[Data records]

====

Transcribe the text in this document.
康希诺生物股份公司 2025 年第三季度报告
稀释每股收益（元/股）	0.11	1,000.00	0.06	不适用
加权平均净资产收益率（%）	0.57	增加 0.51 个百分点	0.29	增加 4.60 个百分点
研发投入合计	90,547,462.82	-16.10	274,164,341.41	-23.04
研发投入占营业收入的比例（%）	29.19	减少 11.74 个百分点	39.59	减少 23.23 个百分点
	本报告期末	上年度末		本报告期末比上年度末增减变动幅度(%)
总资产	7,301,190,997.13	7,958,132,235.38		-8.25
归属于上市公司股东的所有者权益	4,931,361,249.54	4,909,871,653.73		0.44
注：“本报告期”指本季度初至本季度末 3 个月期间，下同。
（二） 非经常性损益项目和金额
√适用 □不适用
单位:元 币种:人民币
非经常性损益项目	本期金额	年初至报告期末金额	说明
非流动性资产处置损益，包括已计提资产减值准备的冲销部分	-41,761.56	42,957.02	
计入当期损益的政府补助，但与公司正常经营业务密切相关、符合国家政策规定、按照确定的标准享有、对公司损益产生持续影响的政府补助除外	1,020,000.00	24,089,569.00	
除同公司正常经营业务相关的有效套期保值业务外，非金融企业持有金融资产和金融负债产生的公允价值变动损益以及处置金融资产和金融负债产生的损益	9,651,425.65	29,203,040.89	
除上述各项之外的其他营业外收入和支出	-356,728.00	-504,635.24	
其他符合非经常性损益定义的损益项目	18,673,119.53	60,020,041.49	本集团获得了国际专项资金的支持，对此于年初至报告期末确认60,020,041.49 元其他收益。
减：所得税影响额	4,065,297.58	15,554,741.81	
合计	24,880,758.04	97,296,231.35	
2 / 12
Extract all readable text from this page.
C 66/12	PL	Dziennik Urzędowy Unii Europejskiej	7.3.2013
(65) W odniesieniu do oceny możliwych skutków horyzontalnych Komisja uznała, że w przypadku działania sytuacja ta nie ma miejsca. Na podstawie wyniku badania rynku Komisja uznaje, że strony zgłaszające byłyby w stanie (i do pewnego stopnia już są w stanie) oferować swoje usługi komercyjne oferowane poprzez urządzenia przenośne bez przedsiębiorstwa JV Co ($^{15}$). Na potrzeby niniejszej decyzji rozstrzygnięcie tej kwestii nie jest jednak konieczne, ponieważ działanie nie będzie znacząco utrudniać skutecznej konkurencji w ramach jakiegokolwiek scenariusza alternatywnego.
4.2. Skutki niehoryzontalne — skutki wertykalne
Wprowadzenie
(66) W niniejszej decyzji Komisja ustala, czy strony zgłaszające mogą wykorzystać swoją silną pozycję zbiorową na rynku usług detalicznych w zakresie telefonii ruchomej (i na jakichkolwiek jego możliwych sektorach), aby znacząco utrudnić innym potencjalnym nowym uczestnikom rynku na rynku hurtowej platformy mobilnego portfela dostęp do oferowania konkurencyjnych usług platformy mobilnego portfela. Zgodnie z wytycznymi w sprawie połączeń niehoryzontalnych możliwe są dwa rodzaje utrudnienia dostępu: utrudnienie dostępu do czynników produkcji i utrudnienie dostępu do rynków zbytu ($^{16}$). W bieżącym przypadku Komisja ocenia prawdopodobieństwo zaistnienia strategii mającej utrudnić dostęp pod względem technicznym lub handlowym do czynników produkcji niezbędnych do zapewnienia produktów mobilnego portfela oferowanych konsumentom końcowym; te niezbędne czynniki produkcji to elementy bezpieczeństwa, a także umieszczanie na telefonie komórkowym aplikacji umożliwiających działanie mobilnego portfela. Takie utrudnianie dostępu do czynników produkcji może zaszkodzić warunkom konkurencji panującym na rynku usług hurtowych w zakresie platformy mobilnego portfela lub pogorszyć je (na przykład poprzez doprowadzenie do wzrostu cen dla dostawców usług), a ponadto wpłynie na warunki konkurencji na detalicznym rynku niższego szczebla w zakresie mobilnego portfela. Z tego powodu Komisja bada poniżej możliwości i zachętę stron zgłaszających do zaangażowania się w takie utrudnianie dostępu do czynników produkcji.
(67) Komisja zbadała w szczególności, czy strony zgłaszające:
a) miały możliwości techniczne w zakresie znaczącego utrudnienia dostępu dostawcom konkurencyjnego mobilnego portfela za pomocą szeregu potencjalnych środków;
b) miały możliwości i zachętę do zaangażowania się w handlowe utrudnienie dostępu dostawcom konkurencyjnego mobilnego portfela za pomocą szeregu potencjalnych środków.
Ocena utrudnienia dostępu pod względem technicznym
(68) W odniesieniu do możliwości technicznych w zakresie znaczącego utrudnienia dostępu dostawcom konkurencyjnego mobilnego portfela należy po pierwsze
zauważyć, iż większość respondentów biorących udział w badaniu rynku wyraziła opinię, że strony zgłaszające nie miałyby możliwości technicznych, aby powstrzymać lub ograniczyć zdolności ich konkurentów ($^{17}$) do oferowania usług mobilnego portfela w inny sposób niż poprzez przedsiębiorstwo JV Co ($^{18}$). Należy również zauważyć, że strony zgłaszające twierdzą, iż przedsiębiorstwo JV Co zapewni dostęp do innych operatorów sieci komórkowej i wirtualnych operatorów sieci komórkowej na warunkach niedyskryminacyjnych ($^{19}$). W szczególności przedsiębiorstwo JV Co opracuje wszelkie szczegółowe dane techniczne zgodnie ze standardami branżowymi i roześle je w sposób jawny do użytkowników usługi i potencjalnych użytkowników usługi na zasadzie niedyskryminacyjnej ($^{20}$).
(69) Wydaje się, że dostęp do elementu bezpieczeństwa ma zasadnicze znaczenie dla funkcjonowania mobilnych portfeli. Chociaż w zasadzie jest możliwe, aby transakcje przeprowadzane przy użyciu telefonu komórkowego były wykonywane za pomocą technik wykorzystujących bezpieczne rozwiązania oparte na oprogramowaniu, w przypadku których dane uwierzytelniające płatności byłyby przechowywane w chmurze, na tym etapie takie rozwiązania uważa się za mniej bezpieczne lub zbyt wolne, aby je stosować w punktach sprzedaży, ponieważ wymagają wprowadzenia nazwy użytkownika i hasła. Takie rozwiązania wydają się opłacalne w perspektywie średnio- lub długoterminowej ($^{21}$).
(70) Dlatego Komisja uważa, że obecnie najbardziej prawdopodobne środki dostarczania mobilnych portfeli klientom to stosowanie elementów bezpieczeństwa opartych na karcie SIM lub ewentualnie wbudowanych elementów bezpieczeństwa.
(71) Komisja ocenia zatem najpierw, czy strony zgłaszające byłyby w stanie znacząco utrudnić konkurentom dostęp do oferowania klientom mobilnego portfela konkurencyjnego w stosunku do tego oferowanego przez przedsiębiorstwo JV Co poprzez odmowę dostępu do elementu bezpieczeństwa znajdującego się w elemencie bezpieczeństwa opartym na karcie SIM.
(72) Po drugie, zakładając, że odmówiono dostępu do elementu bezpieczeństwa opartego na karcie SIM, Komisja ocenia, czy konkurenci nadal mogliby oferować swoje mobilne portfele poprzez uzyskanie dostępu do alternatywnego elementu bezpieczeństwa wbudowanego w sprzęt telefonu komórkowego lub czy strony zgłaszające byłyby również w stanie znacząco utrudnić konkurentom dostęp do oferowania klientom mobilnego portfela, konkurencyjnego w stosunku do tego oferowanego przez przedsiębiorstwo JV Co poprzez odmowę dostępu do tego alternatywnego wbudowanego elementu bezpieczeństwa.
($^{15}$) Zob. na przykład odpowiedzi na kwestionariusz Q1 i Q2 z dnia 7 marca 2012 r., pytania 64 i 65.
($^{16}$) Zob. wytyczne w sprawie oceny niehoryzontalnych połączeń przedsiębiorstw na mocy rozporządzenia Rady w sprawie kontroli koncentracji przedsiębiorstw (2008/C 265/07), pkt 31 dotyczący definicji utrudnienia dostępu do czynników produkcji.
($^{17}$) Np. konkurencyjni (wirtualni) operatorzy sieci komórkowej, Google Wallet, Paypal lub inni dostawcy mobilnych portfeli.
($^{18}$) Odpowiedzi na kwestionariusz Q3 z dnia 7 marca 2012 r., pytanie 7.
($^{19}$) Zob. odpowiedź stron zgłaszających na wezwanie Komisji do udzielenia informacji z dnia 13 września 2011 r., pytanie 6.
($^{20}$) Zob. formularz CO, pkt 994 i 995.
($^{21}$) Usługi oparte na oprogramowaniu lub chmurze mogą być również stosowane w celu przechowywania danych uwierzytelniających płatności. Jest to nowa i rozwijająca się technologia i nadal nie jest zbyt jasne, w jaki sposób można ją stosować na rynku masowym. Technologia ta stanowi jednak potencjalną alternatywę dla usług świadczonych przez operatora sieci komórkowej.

====

Short exercise: Locate the word "odmowę" in the data above. Copy every line carrying it.

Response to the exercise:
(71) Komisja ocenia zatem najpierw, czy strony zgłaszające byłyby w stanie znacząco utrudnić konkurentom dostęp do oferowania klientom mobilnego portfela konkurencyjnego w stosunku do tego oferowanego przez przedsiębiorstwo JV Co poprzez odmowę dostępu do elementu bezpieczeństwa znajdującego się w elemencie bezpieczeństwa opartym na karcie SIM.
(72) Po drugie, zakładając, że odmówiono dostępu do elementu bezpieczeństwa opartego na karcie SIM, Komisja ocenia, czy konkurenci nadal mogliby oferować swoje mobilne portfele poprzez uzyskanie dostępu do alternatywnego elementu bezpieczeństwa wbudowanego w sprzęt telefonu komórkowego lub czy strony zgłaszające byłyby również w stanie znacząco utrudnić konkurentom dostęp do oferowania klientom mobilnego portfela, konkurencyjnego w stosunku do tego oferowanego przez przedsiębiorstwo JV Co poprzez odmowę dostępu do tego alternatywnego wbudowanego elementu bezpieczeństwa.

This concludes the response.